## Exercise requirements:
Pick out each line containing the string "landscape" and copy it.

— start of Items —

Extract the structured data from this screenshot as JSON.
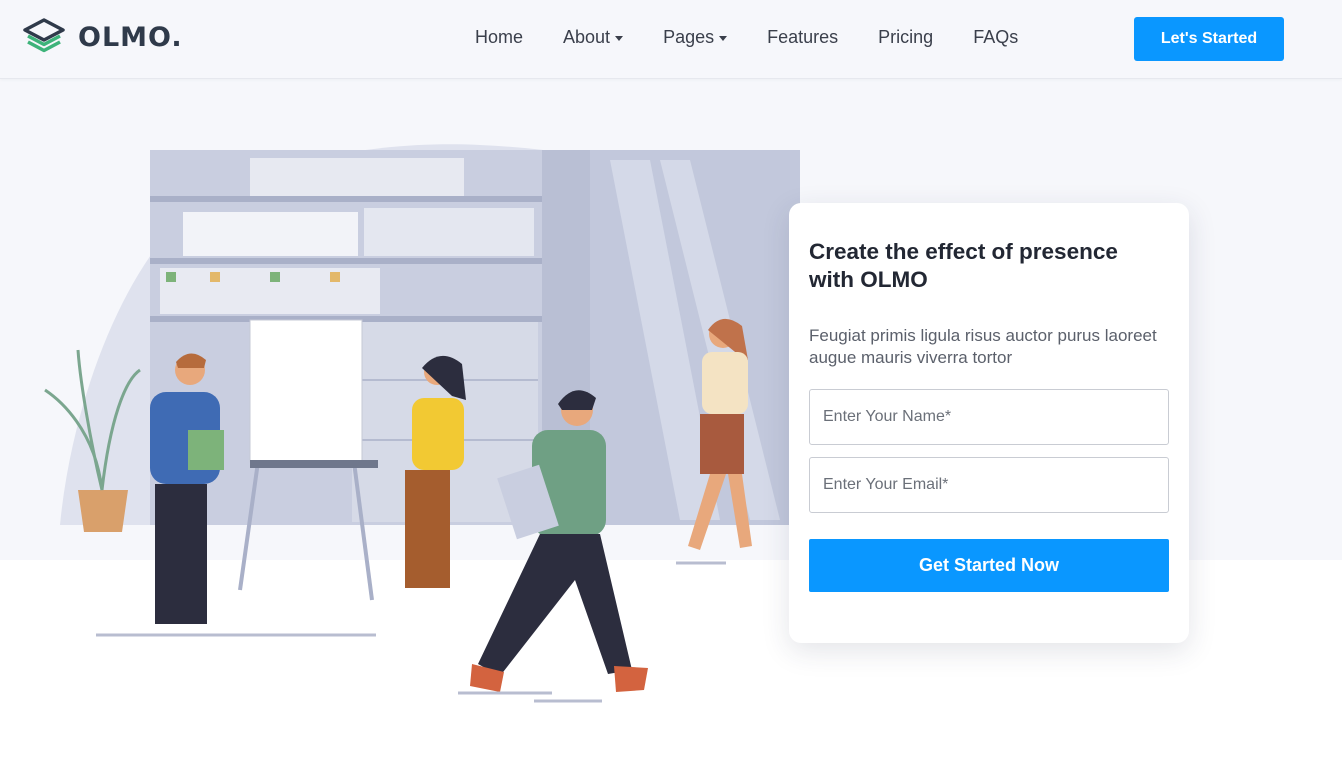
{
  "brand": {
    "name": "OLMO.",
    "icon": "layers-logo-icon"
  },
  "nav": {
    "items": [
      {
        "label": "Home",
        "dropdown": false
      },
      {
        "label": "About",
        "dropdown": true
      },
      {
        "label": "Pages",
        "dropdown": true
      },
      {
        "label": "Features",
        "dropdown": false
      },
      {
        "label": "Pricing",
        "dropdown": false
      },
      {
        "label": "FAQs",
        "dropdown": false
      }
    ],
    "cta_label": "Let's Started"
  },
  "hero": {
    "title": "Create the effect of presence with OLMO",
    "text": "Feugiat primis ligula risus auctor purus laoreet augue mauris viverra tortor",
    "name_placeholder": "Enter Your Name*",
    "email_placeholder": "Enter Your Email*",
    "submit_label": "Get Started Now"
  },
  "colors": {
    "accent": "#0a97ff",
    "dark": "#2f3a4a",
    "logo_green": "#3db37a"
  }
}
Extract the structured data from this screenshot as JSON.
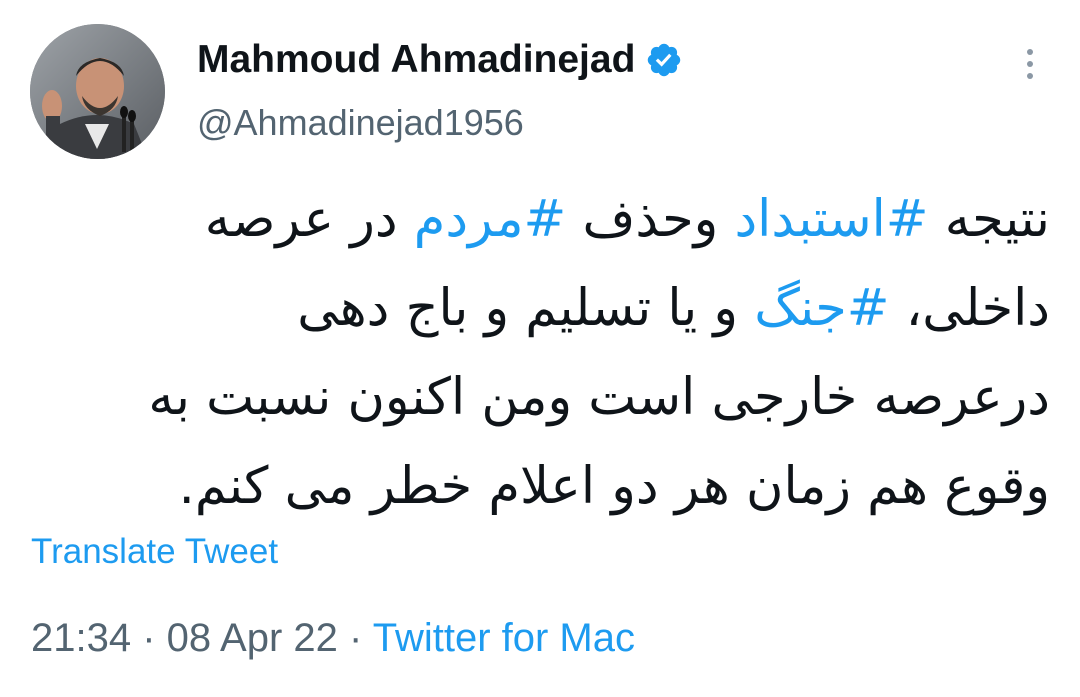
{
  "author": {
    "display_name": "Mahmoud Ahmadinejad",
    "handle": "@Ahmadinejad1956",
    "verified_icon": "verified-badge-icon",
    "avatar_icon": "profile-photo"
  },
  "tweet": {
    "lines": [
      [
        {
          "text": "نتیجه ",
          "hashtag": false
        },
        {
          "text": "#استبداد",
          "hashtag": true
        },
        {
          "text": "  وحذف ",
          "hashtag": false
        },
        {
          "text": "#مردم",
          "hashtag": true
        },
        {
          "text": " در عرصه",
          "hashtag": false
        }
      ],
      [
        {
          "text": "داخلی، ",
          "hashtag": false
        },
        {
          "text": "#جنگ",
          "hashtag": true
        },
        {
          "text": " و یا تسلیم و  باج دهی",
          "hashtag": false
        }
      ],
      [
        {
          "text": "درعرصه خارجی است ومن اکنون نسبت به",
          "hashtag": false
        }
      ],
      [
        {
          "text": "وقوع هم زمان هر دو اعلام خطر می کنم.",
          "hashtag": false
        }
      ]
    ]
  },
  "translate_label": "Translate Tweet",
  "meta": {
    "time": "21:34",
    "separator": " · ",
    "date": "08 Apr 22",
    "source": "Twitter for Mac"
  },
  "menu_icon": "more-options-icon",
  "colors": {
    "accent": "#1d9bf0",
    "text": "#0f1419",
    "secondary": "#536471"
  }
}
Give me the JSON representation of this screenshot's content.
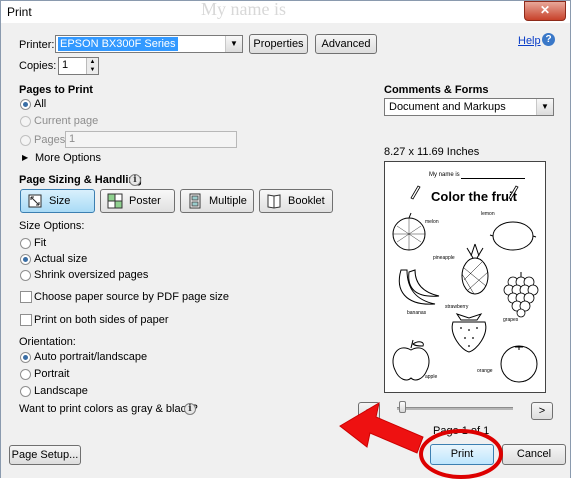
{
  "window": {
    "title": "Print",
    "close_glyph": "✕",
    "watermark_text": "My name is"
  },
  "printer": {
    "label": "Printer:",
    "value": "EPSON BX300F Series",
    "properties_label": "Properties",
    "advanced_label": "Advanced"
  },
  "help": {
    "label": "Help"
  },
  "copies": {
    "label": "Copies:",
    "value": "1"
  },
  "pages": {
    "heading": "Pages to Print",
    "all": "All",
    "current": "Current page",
    "pages_label": "Pages",
    "pages_value": "1",
    "more_options": "More Options"
  },
  "sizing": {
    "heading": "Page Sizing & Handling",
    "buttons": [
      "Size",
      "Poster",
      "Multiple",
      "Booklet"
    ],
    "size_options_label": "Size Options:",
    "fit": "Fit",
    "actual": "Actual size",
    "shrink": "Shrink oversized pages",
    "choose_source": "Choose paper source by PDF page size",
    "both_sides": "Print on both sides of paper"
  },
  "orientation": {
    "label": "Orientation:",
    "auto": "Auto portrait/landscape",
    "portrait": "Portrait",
    "landscape": "Landscape"
  },
  "gray_text": "Want to print colors as gray & black?",
  "comments": {
    "heading": "Comments & Forms",
    "value": "Document and Markups"
  },
  "preview": {
    "size_text": "8.27 x 11.69 Inches",
    "name_line": "My name is",
    "title": "Color the fruit",
    "fruit_labels": [
      "melon",
      "lemon",
      "pineapple",
      "bananas",
      "grapes",
      "strawberry",
      "apple",
      "orange"
    ],
    "page_indicator": "Page 1 of 1"
  },
  "nav": {
    "prev_glyph": "<",
    "next_glyph": ">"
  },
  "buttons": {
    "page_setup": "Page Setup...",
    "print": "Print",
    "cancel": "Cancel"
  },
  "annotation": {
    "arrow_color": "#ee1111",
    "circle_color": "#dd0000"
  },
  "colors": {
    "selection": "#3399ff",
    "link": "#0b3ec8"
  }
}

— end of Items —

## Exercise result:
    "auto": "Auto portrait/landscape",
    "landscape": "Landscape"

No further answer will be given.